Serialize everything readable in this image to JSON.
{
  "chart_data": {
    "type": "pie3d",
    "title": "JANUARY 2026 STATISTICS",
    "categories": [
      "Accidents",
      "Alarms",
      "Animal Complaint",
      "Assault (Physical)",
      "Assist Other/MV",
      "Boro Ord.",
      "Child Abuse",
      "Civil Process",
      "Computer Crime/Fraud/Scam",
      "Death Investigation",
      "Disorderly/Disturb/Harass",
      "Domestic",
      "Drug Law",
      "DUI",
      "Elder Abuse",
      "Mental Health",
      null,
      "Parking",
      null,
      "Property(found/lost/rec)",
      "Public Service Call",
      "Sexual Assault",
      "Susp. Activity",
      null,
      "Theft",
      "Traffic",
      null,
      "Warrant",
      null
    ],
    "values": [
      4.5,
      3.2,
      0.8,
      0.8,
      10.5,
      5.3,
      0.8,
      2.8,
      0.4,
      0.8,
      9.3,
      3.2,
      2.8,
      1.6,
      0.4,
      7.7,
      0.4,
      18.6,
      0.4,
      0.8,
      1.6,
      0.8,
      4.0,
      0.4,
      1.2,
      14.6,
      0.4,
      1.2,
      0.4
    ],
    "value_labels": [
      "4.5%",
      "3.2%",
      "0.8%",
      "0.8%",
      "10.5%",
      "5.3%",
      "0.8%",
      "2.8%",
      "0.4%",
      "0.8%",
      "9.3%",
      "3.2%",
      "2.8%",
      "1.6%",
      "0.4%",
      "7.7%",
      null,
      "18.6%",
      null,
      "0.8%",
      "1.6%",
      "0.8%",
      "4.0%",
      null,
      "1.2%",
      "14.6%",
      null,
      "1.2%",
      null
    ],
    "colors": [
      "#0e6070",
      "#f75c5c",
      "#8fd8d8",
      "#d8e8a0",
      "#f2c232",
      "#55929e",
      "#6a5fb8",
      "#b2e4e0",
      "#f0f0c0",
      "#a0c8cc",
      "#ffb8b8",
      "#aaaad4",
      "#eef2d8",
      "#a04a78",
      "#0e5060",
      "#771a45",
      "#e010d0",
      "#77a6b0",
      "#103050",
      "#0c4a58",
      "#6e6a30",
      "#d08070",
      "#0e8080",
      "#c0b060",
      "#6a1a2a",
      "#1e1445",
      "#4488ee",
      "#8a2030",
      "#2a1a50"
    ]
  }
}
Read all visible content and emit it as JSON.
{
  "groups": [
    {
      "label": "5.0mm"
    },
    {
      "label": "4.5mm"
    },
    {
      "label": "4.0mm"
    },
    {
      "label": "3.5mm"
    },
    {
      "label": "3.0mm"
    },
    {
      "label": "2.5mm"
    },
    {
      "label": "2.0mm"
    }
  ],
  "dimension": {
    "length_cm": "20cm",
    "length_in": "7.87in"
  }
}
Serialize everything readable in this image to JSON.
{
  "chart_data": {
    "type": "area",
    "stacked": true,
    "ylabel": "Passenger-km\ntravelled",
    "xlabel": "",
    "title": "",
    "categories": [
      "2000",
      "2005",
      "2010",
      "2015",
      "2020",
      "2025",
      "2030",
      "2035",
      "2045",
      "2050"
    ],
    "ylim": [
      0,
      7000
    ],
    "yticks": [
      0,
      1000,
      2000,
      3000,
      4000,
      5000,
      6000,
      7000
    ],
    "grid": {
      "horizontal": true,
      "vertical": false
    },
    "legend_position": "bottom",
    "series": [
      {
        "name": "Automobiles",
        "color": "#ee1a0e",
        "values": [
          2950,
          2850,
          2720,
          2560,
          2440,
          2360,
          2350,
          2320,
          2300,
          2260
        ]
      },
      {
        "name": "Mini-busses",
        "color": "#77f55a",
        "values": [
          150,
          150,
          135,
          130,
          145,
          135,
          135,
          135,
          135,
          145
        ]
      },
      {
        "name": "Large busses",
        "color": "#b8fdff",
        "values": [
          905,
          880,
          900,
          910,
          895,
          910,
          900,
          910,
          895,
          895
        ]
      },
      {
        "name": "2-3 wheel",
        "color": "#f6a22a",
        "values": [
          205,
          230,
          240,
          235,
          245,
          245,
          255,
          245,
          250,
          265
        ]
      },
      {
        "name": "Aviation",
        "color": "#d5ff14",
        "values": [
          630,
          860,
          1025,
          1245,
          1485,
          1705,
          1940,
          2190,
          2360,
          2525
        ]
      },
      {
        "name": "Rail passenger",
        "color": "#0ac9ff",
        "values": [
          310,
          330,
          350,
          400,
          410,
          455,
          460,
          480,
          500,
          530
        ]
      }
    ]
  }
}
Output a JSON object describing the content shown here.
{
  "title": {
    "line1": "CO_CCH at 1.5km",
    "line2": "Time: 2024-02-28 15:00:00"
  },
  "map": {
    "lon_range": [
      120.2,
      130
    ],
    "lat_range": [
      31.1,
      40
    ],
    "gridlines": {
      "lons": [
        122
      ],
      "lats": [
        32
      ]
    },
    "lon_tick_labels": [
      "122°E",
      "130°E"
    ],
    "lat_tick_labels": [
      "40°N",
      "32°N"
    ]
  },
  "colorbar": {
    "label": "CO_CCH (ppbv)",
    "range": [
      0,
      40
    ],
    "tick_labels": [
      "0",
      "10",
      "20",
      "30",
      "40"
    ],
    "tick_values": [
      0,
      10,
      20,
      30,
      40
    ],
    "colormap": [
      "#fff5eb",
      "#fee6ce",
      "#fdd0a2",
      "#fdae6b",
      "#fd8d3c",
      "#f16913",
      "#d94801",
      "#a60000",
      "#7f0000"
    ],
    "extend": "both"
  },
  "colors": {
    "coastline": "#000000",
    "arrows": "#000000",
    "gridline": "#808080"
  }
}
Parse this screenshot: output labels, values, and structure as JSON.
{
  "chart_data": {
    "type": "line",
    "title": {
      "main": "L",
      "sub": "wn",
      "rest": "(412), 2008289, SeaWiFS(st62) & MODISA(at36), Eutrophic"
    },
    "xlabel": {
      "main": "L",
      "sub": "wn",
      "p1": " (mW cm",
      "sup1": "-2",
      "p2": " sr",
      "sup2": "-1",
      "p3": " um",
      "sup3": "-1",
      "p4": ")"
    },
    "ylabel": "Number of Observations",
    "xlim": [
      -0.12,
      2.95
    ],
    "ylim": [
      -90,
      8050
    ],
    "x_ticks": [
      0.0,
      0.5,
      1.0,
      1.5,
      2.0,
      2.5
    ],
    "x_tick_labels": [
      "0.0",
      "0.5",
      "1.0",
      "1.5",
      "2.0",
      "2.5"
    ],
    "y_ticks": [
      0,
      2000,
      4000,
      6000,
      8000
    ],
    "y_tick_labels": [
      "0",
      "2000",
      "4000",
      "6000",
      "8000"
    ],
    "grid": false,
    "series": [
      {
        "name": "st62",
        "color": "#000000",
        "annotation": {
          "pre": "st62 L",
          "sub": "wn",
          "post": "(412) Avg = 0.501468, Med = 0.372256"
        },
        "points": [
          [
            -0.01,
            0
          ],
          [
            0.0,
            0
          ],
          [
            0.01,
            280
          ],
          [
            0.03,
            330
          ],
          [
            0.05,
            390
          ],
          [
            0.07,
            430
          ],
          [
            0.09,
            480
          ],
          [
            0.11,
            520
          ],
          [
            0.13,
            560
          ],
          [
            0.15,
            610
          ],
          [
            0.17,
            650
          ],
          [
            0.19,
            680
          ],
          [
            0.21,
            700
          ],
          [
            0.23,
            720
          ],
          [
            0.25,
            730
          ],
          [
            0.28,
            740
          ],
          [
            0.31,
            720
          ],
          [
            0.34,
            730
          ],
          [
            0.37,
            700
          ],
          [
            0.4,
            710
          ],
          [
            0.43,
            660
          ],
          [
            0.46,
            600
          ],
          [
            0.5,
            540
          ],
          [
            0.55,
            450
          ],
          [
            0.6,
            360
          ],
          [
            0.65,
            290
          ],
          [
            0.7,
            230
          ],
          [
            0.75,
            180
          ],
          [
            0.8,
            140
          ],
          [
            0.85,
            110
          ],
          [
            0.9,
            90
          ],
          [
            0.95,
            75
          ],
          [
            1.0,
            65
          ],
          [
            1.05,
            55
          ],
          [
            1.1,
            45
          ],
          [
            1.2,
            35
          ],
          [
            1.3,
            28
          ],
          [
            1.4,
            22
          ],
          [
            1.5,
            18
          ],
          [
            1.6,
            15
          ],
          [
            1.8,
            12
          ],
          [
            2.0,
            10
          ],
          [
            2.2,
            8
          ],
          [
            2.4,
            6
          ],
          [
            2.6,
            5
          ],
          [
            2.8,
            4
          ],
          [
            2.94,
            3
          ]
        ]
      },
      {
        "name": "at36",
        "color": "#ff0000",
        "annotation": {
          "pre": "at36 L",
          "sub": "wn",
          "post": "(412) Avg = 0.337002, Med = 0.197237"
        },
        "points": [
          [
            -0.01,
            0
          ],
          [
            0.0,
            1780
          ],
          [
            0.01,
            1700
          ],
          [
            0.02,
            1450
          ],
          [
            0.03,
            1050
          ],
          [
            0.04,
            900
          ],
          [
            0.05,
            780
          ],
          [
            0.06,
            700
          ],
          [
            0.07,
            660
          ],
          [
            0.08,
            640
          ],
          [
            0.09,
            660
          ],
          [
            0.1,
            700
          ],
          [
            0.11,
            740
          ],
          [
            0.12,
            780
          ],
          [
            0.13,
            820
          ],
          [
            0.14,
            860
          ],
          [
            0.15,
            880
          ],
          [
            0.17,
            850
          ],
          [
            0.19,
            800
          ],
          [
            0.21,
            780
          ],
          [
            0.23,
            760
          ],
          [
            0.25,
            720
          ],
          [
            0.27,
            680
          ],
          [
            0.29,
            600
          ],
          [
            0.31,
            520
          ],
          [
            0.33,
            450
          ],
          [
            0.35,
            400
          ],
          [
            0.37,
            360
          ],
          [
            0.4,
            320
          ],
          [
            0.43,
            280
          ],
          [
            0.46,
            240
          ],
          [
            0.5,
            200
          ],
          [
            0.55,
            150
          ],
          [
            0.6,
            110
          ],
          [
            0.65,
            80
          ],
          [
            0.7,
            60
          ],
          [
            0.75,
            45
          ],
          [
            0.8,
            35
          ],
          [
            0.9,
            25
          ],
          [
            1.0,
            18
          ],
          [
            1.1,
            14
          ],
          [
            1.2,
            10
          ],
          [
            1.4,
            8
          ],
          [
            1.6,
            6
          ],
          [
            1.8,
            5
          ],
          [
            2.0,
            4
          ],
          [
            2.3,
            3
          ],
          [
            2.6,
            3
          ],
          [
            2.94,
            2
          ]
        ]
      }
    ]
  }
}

•••••

STATED GOAL
Search the lines above for the string "title" and copy each line that has it.

EXERCISE RESULT
    "title": "JANUARY 2026 STATISTICS",
    "title": "",
  "title": {
    "title": {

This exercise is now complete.